Data to use >>

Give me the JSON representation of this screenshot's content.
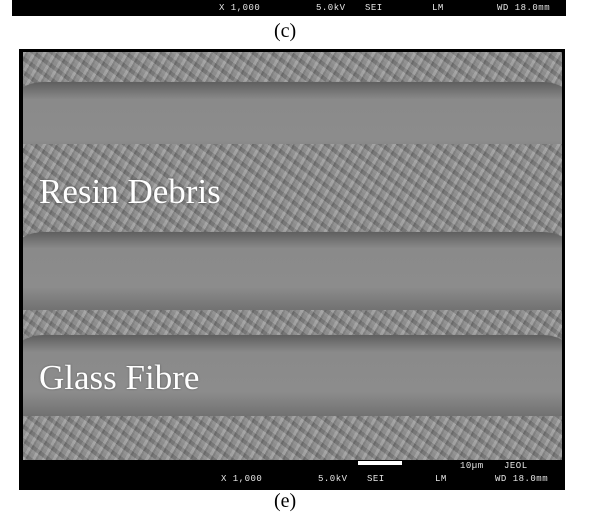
{
  "top_info_bar": {
    "magnification": "X 1,000",
    "voltage": "5.0kV",
    "detector": "SEI",
    "mode": "LM",
    "working_distance": "WD 18.0mm"
  },
  "panel_labels": {
    "current": "(c)",
    "next": "(e)"
  },
  "image_labels": {
    "resin": "Resin Debris",
    "glass": "Glass Fibre"
  },
  "bottom_info_bar": {
    "scale_label": "10µm",
    "manufacturer": "JEOL",
    "magnification": "X 1,000",
    "voltage": "5.0kV",
    "detector": "SEI",
    "mode": "LM",
    "working_distance": "WD 18.0mm"
  }
}
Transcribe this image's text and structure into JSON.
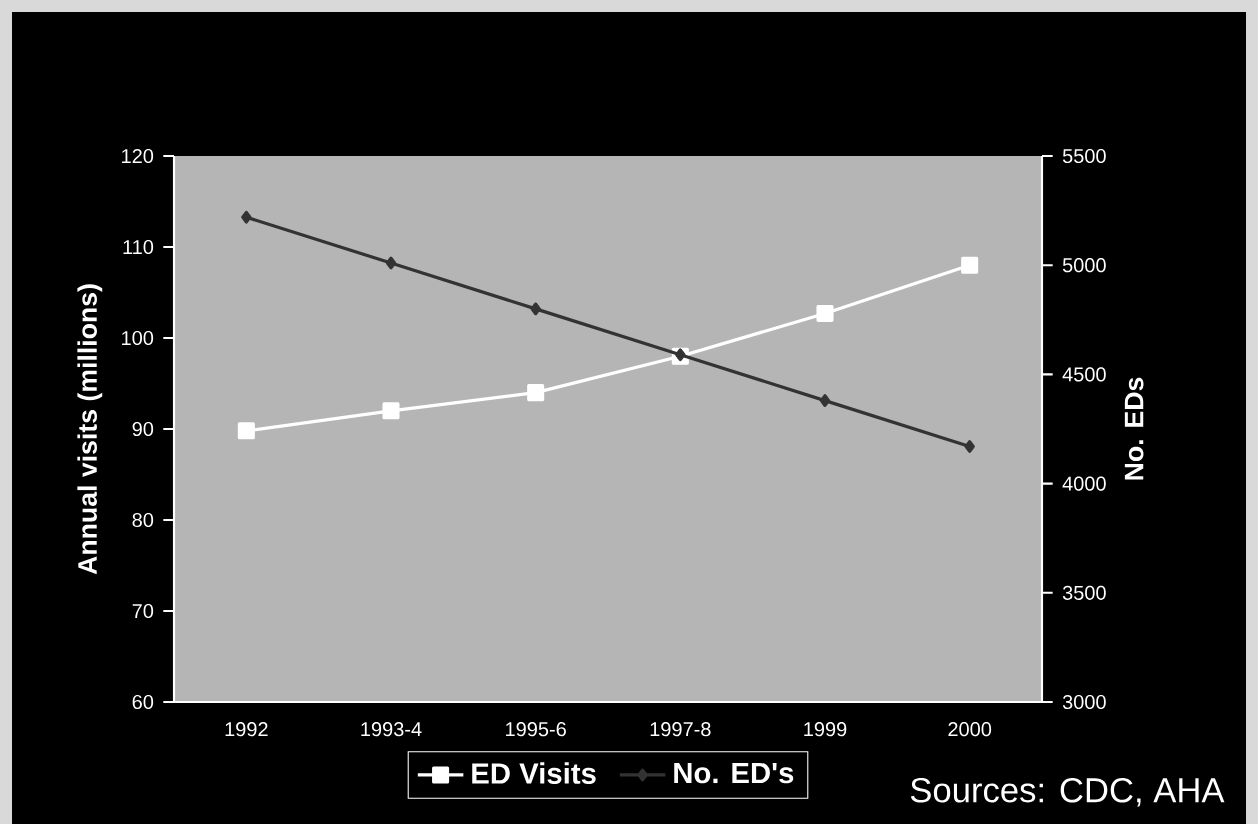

Exercise aim >>
Each entry gets copied exactly; the pictures stay out.

Task result >>
Give me the JSON representation of this screenshot's content.
{
  "top_info_bar": {
    "magnification": "X 1,000",
    "voltage": "5.0kV",
    "detector": "SEI",
    "mode": "LM",
    "working_distance": "WD 18.0mm"
  },
  "panel_labels": {
    "current": "(c)",
    "next": "(e)"
  },
  "image_labels": {
    "resin": "Resin Debris",
    "glass": "Glass Fibre"
  },
  "bottom_info_bar": {
    "scale_label": "10µm",
    "manufacturer": "JEOL",
    "magnification": "X 1,000",
    "voltage": "5.0kV",
    "detector": "SEI",
    "mode": "LM",
    "working_distance": "WD 18.0mm"
  }
}
Transcribe this image's text and structure into JSON.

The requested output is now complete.